■ Exercise requirements ■
The records below must be duplicated exactly, character for character.

[Stored data]
--

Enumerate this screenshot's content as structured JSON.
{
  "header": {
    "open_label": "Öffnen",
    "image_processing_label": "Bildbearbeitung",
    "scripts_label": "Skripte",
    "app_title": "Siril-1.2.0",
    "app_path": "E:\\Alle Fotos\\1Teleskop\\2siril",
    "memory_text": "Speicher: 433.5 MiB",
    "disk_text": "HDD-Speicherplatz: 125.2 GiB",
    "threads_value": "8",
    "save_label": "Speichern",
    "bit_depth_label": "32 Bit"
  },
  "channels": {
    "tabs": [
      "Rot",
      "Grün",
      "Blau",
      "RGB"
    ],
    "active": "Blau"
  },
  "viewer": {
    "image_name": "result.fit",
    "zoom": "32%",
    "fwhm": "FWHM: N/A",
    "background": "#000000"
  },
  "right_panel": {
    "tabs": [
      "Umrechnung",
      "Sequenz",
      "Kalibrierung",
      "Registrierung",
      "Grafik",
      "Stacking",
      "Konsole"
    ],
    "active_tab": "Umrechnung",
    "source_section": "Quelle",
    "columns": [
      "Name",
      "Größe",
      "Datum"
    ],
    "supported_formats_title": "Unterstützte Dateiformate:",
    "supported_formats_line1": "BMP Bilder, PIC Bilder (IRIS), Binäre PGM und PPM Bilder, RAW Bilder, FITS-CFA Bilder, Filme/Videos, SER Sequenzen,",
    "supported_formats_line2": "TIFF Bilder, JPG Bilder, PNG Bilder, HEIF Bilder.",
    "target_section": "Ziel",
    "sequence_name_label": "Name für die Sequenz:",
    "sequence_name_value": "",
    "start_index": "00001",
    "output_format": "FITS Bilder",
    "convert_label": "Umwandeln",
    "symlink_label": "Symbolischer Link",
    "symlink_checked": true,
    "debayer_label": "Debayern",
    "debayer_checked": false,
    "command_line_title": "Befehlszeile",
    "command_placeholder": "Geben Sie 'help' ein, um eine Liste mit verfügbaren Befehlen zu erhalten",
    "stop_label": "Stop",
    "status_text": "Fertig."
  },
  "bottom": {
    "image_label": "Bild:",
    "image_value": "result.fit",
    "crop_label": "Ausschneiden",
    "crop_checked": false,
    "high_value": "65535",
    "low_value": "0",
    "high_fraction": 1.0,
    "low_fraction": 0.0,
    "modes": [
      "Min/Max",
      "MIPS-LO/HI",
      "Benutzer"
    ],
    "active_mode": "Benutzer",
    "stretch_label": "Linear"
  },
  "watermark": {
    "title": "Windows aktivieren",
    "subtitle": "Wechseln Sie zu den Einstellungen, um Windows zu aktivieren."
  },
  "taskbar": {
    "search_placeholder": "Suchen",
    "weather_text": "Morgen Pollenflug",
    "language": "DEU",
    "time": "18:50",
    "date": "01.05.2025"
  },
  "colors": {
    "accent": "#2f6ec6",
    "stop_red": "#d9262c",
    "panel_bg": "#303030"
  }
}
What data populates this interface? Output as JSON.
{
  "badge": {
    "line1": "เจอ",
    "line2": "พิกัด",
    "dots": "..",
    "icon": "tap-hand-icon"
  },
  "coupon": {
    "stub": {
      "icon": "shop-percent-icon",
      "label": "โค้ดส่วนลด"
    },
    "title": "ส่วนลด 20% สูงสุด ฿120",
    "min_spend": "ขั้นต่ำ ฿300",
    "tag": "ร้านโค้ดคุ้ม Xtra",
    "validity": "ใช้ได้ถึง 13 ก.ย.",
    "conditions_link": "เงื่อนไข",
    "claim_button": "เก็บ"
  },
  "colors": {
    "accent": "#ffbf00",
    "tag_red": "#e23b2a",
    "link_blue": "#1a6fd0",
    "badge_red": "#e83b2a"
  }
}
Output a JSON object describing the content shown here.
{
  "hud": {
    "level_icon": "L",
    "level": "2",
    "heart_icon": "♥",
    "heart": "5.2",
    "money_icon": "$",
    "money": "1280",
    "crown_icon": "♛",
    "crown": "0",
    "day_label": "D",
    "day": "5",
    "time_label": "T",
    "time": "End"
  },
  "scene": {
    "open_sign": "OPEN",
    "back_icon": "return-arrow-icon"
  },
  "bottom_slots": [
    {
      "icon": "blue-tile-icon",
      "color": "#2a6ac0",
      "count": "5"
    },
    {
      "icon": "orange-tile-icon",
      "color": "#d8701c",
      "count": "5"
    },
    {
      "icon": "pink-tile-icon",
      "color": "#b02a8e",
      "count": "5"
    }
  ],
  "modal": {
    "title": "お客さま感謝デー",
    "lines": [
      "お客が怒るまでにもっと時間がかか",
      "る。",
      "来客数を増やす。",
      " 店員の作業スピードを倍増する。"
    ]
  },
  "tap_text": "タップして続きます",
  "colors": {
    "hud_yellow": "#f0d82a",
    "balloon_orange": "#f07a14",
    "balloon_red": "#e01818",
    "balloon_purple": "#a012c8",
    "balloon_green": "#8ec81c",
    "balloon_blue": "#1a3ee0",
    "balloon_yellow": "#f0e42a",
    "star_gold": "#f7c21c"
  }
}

--

■ Reply to the exercise ■
Enumerate this screenshot's content as structured JSON.
{
  "header": {
    "open_label": "Öffnen",
    "image_processing_label": "Bildbearbeitung",
    "scripts_label": "Skripte",
    "app_title": "Siril-1.2.0",
    "app_path": "E:\\Alle Fotos\\1Teleskop\\2siril",
    "memory_text": "Speicher: 433.5 MiB",
    "disk_text": "HDD-Speicherplatz: 125.2 GiB",
    "threads_value": "8",
    "save_label": "Speichern",
    "bit_depth_label": "32 Bit"
  },
  "channels": {
    "tabs": [
      "Rot",
      "Grün",
      "Blau",
      "RGB"
    ],
    "active": "Blau"
  },
  "viewer": {
    "image_name": "result.fit",
    "zoom": "32%",
    "fwhm": "FWHM: N/A",
    "background": "#000000"
  },
  "right_panel": {
    "tabs": [
      "Umrechnung",
      "Sequenz",
      "Kalibrierung",
      "Registrierung",
      "Grafik",
      "Stacking",
      "Konsole"
    ],
    "active_tab": "Umrechnung",
    "source_section": "Quelle",
    "columns": [
      "Name",
      "Größe",
      "Datum"
    ],
    "supported_formats_title": "Unterstützte Dateiformate:",
    "supported_formats_line1": "BMP Bilder, PIC Bilder (IRIS), Binäre PGM und PPM Bilder, RAW Bilder, FITS-CFA Bilder, Filme/Videos, SER Sequenzen,",
    "supported_formats_line2": "TIFF Bilder, JPG Bilder, PNG Bilder, HEIF Bilder.",
    "target_section": "Ziel",
    "sequence_name_label": "Name für die Sequenz:",
    "sequence_name_value": "",
    "start_index": "00001",
    "output_format": "FITS Bilder",
    "convert_label": "Umwandeln",
    "symlink_label": "Symbolischer Link",
    "symlink_checked": true,
    "debayer_label": "Debayern",
    "debayer_checked": false,
    "command_line_title": "Befehlszeile",
    "command_placeholder": "Geben Sie 'help' ein, um eine Liste mit verfügbaren Befehlen zu erhalten",
    "stop_label": "Stop",
    "status_text": "Fertig."
  },
  "bottom": {
    "image_label": "Bild:",
    "image_value": "result.fit",
    "crop_label": "Ausschneiden",
    "crop_checked": false,
    "high_value": "65535",
    "low_value": "0",
    "high_fraction": 1.0,
    "low_fraction": 0.0,
    "modes": [
      "Min/Max",
      "MIPS-LO/HI",
      "Benutzer"
    ],
    "active_mode": "Benutzer",
    "stretch_label": "Linear"
  },
  "watermark": {
    "title": "Windows aktivieren",
    "subtitle": "Wechseln Sie zu den Einstellungen, um Windows zu aktivieren."
  },
  "taskbar": {
    "search_placeholder": "Suchen",
    "weather_text": "Morgen Pollenflug",
    "language": "DEU",
    "time": "18:50",
    "date": "01.05.2025"
  },
  "colors": {
    "accent": "#2f6ec6",
    "stop_red": "#d9262c",
    "panel_bg": "#303030"
  }
}
What data populates this interface? Output as JSON.
{
  "badge": {
    "line1": "เจอ",
    "line2": "พิกัด",
    "dots": "..",
    "icon": "tap-hand-icon"
  },
  "coupon": {
    "stub": {
      "icon": "shop-percent-icon",
      "label": "โค้ดส่วนลด"
    },
    "title": "ส่วนลด 20% สูงสุด ฿120",
    "min_spend": "ขั้นต่ำ ฿300",
    "tag": "ร้านโค้ดคุ้ม Xtra",
    "validity": "ใช้ได้ถึง 13 ก.ย.",
    "conditions_link": "เงื่อนไข",
    "claim_button": "เก็บ"
  },
  "colors": {
    "accent": "#ffbf00",
    "tag_red": "#e23b2a",
    "link_blue": "#1a6fd0",
    "badge_red": "#e83b2a"
  }
}
Output a JSON object describing the content shown here.
{
  "hud": {
    "level_icon": "L",
    "level": "2",
    "heart_icon": "♥",
    "heart": "5.2",
    "money_icon": "$",
    "money": "1280",
    "crown_icon": "♛",
    "crown": "0",
    "day_label": "D",
    "day": "5",
    "time_label": "T",
    "time": "End"
  },
  "scene": {
    "open_sign": "OPEN",
    "back_icon": "return-arrow-icon"
  },
  "bottom_slots": [
    {
      "icon": "blue-tile-icon",
      "color": "#2a6ac0",
      "count": "5"
    },
    {
      "icon": "orange-tile-icon",
      "color": "#d8701c",
      "count": "5"
    },
    {
      "icon": "pink-tile-icon",
      "color": "#b02a8e",
      "count": "5"
    }
  ],
  "modal": {
    "title": "お客さま感謝デー",
    "lines": [
      "お客が怒るまでにもっと時間がかか",
      "る。",
      "来客数を増やす。",
      " 店員の作業スピードを倍増する。"
    ]
  },
  "tap_text": "タップして続きます",
  "colors": {
    "hud_yellow": "#f0d82a",
    "balloon_orange": "#f07a14",
    "balloon_red": "#e01818",
    "balloon_purple": "#a012c8",
    "balloon_green": "#8ec81c",
    "balloon_blue": "#1a3ee0",
    "balloon_yellow": "#f0e42a",
    "star_gold": "#f7c21c"
  }
}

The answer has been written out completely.